What to work on: The entries that follow should be written out exactly.

-.-.-

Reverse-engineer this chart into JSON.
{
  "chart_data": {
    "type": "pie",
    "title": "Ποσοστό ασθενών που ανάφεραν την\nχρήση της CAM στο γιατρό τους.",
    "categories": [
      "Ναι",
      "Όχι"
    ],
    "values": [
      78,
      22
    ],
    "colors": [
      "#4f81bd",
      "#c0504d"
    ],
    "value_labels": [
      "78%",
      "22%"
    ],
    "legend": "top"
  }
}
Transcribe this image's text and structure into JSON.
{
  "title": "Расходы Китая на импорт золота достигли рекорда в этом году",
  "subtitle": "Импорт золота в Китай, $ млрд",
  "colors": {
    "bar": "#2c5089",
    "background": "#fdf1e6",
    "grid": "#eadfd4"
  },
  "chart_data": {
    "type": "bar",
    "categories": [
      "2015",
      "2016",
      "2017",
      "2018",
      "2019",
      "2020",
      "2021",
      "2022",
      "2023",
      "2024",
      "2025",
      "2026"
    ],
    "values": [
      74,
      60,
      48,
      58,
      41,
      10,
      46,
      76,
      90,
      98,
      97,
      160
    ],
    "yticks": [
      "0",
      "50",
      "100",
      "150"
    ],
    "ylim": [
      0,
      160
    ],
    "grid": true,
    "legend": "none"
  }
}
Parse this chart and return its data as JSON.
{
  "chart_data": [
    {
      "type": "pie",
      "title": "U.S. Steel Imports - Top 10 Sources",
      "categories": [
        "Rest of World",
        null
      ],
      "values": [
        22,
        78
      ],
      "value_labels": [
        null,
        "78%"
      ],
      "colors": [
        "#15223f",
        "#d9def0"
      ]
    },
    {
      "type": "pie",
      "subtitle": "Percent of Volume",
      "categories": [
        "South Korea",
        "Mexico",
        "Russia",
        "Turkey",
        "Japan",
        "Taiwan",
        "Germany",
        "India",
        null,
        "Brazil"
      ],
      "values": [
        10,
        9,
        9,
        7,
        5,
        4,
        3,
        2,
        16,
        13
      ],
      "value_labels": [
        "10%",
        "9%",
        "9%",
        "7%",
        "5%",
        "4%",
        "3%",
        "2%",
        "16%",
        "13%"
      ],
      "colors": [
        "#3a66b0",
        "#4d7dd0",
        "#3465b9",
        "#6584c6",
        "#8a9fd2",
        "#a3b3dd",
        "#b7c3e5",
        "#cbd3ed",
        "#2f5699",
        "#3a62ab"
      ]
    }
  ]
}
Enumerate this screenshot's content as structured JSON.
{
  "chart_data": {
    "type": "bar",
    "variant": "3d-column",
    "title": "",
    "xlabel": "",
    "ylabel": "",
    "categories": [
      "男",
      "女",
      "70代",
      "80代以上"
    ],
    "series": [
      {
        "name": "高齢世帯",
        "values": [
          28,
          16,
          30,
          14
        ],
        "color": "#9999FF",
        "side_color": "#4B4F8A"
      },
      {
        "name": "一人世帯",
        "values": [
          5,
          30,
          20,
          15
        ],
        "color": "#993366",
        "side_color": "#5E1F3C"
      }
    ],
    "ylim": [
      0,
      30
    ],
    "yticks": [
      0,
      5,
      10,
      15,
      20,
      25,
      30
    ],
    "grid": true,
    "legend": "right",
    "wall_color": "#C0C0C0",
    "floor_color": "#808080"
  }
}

-.-.-

Exercise response:
Reverse-engineer this chart into JSON.
{
  "chart_data": {
    "type": "pie",
    "title": "Ποσοστό ασθενών που ανάφεραν την\nχρήση της CAM στο γιατρό τους.",
    "categories": [
      "Ναι",
      "Όχι"
    ],
    "values": [
      78,
      22
    ],
    "colors": [
      "#4f81bd",
      "#c0504d"
    ],
    "value_labels": [
      "78%",
      "22%"
    ],
    "legend": "top"
  }
}
Transcribe this image's text and structure into JSON.
{
  "title": "Расходы Китая на импорт золота достигли рекорда в этом году",
  "subtitle": "Импорт золота в Китай, $ млрд",
  "colors": {
    "bar": "#2c5089",
    "background": "#fdf1e6",
    "grid": "#eadfd4"
  },
  "chart_data": {
    "type": "bar",
    "categories": [
      "2015",
      "2016",
      "2017",
      "2018",
      "2019",
      "2020",
      "2021",
      "2022",
      "2023",
      "2024",
      "2025",
      "2026"
    ],
    "values": [
      74,
      60,
      48,
      58,
      41,
      10,
      46,
      76,
      90,
      98,
      97,
      160
    ],
    "yticks": [
      "0",
      "50",
      "100",
      "150"
    ],
    "ylim": [
      0,
      160
    ],
    "grid": true,
    "legend": "none"
  }
}
Parse this chart and return its data as JSON.
{
  "chart_data": [
    {
      "type": "pie",
      "title": "U.S. Steel Imports - Top 10 Sources",
      "categories": [
        "Rest of World",
        null
      ],
      "values": [
        22,
        78
      ],
      "value_labels": [
        null,
        "78%"
      ],
      "colors": [
        "#15223f",
        "#d9def0"
      ]
    },
    {
      "type": "pie",
      "subtitle": "Percent of Volume",
      "categories": [
        "South Korea",
        "Mexico",
        "Russia",
        "Turkey",
        "Japan",
        "Taiwan",
        "Germany",
        "India",
        null,
        "Brazil"
      ],
      "values": [
        10,
        9,
        9,
        7,
        5,
        4,
        3,
        2,
        16,
        13
      ],
      "value_labels": [
        "10%",
        "9%",
        "9%",
        "7%",
        "5%",
        "4%",
        "3%",
        "2%",
        "16%",
        "13%"
      ],
      "colors": [
        "#3a66b0",
        "#4d7dd0",
        "#3465b9",
        "#6584c6",
        "#8a9fd2",
        "#a3b3dd",
        "#b7c3e5",
        "#cbd3ed",
        "#2f5699",
        "#3a62ab"
      ]
    }
  ]
}
Enumerate this screenshot's content as structured JSON.
{
  "chart_data": {
    "type": "bar",
    "variant": "3d-column",
    "title": "",
    "xlabel": "",
    "ylabel": "",
    "categories": [
      "男",
      "女",
      "70代",
      "80代以上"
    ],
    "series": [
      {
        "name": "高齢世帯",
        "values": [
          28,
          16,
          30,
          14
        ],
        "color": "#9999FF",
        "side_color": "#4B4F8A"
      },
      {
        "name": "一人世帯",
        "values": [
          5,
          30,
          20,
          15
        ],
        "color": "#993366",
        "side_color": "#5E1F3C"
      }
    ],
    "ylim": [
      0,
      30
    ],
    "yticks": [
      0,
      5,
      10,
      15,
      20,
      25,
      30
    ],
    "grid": true,
    "legend": "right",
    "wall_color": "#C0C0C0",
    "floor_color": "#808080"
  }
}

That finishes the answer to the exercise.